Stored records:
--- START ---

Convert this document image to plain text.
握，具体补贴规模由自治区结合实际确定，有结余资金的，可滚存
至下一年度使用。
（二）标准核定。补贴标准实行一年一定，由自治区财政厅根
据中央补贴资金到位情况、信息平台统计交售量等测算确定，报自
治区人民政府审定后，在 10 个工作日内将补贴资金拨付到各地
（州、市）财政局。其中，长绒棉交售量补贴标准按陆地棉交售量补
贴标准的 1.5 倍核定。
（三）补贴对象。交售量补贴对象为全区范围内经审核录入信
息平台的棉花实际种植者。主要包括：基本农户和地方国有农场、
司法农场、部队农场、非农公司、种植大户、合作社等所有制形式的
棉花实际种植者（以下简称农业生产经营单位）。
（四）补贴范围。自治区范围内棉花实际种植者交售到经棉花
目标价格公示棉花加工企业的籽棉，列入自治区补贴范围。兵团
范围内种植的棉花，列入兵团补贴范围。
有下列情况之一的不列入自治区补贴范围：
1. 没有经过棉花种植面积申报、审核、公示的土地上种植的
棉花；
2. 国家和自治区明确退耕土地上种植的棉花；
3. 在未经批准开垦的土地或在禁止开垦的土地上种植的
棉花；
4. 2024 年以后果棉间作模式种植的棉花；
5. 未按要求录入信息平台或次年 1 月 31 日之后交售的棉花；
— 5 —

--- END ---

■ Task instructions
All the entries above need to be reproduced exactly.

■ The answer
Convert this document image to plain text.
握，具体补贴规模由自治区结合实际确定，有结余资金的，可滚存
至下一年度使用。
（二）标准核定。补贴标准实行一年一定，由自治区财政厅根
据中央补贴资金到位情况、信息平台统计交售量等测算确定，报自
治区人民政府审定后，在 10 个工作日内将补贴资金拨付到各地
（州、市）财政局。其中，长绒棉交售量补贴标准按陆地棉交售量补
贴标准的 1.5 倍核定。
（三）补贴对象。交售量补贴对象为全区范围内经审核录入信
息平台的棉花实际种植者。主要包括：基本农户和地方国有农场、
司法农场、部队农场、非农公司、种植大户、合作社等所有制形式的
棉花实际种植者（以下简称农业生产经营单位）。
（四）补贴范围。自治区范围内棉花实际种植者交售到经棉花
目标价格公示棉花加工企业的籽棉，列入自治区补贴范围。兵团
范围内种植的棉花，列入兵团补贴范围。
有下列情况之一的不列入自治区补贴范围：
1. 没有经过棉花种植面积申报、审核、公示的土地上种植的
棉花；
2. 国家和自治区明确退耕土地上种植的棉花；
3. 在未经批准开垦的土地或在禁止开垦的土地上种植的
棉花；
4. 2024 年以后果棉间作模式种植的棉花；
5. 未按要求录入信息平台或次年 1 月 31 日之后交售的棉花；
— 5 —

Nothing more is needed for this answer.